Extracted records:
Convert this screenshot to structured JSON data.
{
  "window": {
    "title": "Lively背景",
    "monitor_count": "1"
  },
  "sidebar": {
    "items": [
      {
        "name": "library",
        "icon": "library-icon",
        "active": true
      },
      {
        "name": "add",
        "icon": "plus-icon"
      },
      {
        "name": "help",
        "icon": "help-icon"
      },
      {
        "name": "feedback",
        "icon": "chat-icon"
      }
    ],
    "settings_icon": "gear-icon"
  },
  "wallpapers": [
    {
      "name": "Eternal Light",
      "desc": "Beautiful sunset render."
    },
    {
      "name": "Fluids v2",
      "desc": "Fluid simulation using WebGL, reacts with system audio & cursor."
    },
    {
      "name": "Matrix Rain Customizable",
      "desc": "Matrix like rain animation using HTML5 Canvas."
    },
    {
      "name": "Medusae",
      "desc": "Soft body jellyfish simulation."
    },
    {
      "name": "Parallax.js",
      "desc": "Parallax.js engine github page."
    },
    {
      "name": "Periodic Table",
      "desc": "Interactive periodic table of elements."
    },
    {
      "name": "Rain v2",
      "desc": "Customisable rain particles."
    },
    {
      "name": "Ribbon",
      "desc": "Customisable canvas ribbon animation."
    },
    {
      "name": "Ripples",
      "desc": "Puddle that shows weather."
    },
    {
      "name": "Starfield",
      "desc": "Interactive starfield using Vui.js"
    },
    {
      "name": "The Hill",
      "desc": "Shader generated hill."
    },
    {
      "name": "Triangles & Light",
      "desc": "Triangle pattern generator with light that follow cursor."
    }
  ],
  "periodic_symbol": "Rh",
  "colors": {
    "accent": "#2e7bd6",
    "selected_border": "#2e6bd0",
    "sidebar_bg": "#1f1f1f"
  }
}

What is required: The word "Matrix" may occur in lines of the records. Report how many such lines there are, giving only the number.

Answer to this task: 2